Data entries
↓↓↓
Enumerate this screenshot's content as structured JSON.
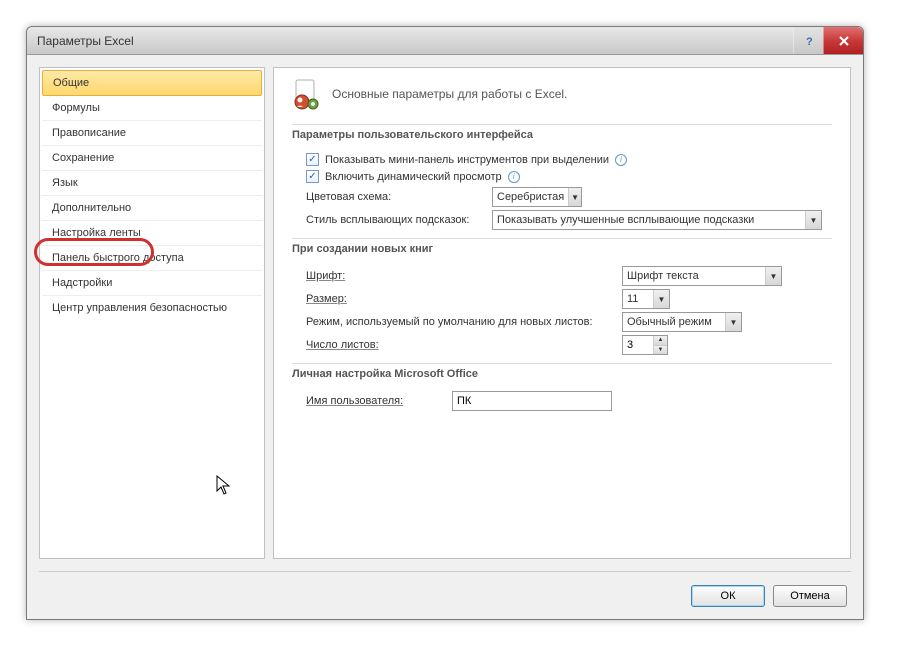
{
  "window": {
    "title": "Параметры Excel"
  },
  "sidebar": {
    "items": [
      "Общие",
      "Формулы",
      "Правописание",
      "Сохранение",
      "Язык",
      "Дополнительно",
      "Настройка ленты",
      "Панель быстрого доступа",
      "Надстройки",
      "Центр управления безопасностью"
    ]
  },
  "main": {
    "heading": "Основные параметры для работы с Excel.",
    "section1": {
      "title": "Параметры пользовательского интерфейса",
      "cb1": "Показывать мини-панель инструментов при выделении",
      "cb2": "Включить динамический просмотр",
      "color_scheme_label": "Цветовая схема:",
      "color_scheme_value": "Серебристая",
      "tooltip_label": "Стиль всплывающих подсказок:",
      "tooltip_value": "Показывать улучшенные всплывающие подсказки"
    },
    "section2": {
      "title": "При создании новых книг",
      "font_label": "Шрифт:",
      "font_value": "Шрифт текста",
      "size_label": "Размер:",
      "size_value": "11",
      "mode_label": "Режим, используемый по умолчанию для новых листов:",
      "mode_value": "Обычный режим",
      "sheets_label": "Число листов:",
      "sheets_value": "3"
    },
    "section3": {
      "title": "Личная настройка Microsoft Office",
      "username_label": "Имя пользователя:",
      "username_value": "ПК"
    }
  },
  "footer": {
    "ok": "ОК",
    "cancel": "Отмена"
  }
}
↑↑↑
# SHORT EXERCISE
Transcribe all the lines above exactly, apart from the pictures.

# CORRECT OUTPUT
Enumerate this screenshot's content as structured JSON.
{
  "window": {
    "title": "Параметры Excel"
  },
  "sidebar": {
    "items": [
      "Общие",
      "Формулы",
      "Правописание",
      "Сохранение",
      "Язык",
      "Дополнительно",
      "Настройка ленты",
      "Панель быстрого доступа",
      "Надстройки",
      "Центр управления безопасностью"
    ]
  },
  "main": {
    "heading": "Основные параметры для работы с Excel.",
    "section1": {
      "title": "Параметры пользовательского интерфейса",
      "cb1": "Показывать мини-панель инструментов при выделении",
      "cb2": "Включить динамический просмотр",
      "color_scheme_label": "Цветовая схема:",
      "color_scheme_value": "Серебристая",
      "tooltip_label": "Стиль всплывающих подсказок:",
      "tooltip_value": "Показывать улучшенные всплывающие подсказки"
    },
    "section2": {
      "title": "При создании новых книг",
      "font_label": "Шрифт:",
      "font_value": "Шрифт текста",
      "size_label": "Размер:",
      "size_value": "11",
      "mode_label": "Режим, используемый по умолчанию для новых листов:",
      "mode_value": "Обычный режим",
      "sheets_label": "Число листов:",
      "sheets_value": "3"
    },
    "section3": {
      "title": "Личная настройка Microsoft Office",
      "username_label": "Имя пользователя:",
      "username_value": "ПК"
    }
  },
  "footer": {
    "ok": "ОК",
    "cancel": "Отмена"
  }
}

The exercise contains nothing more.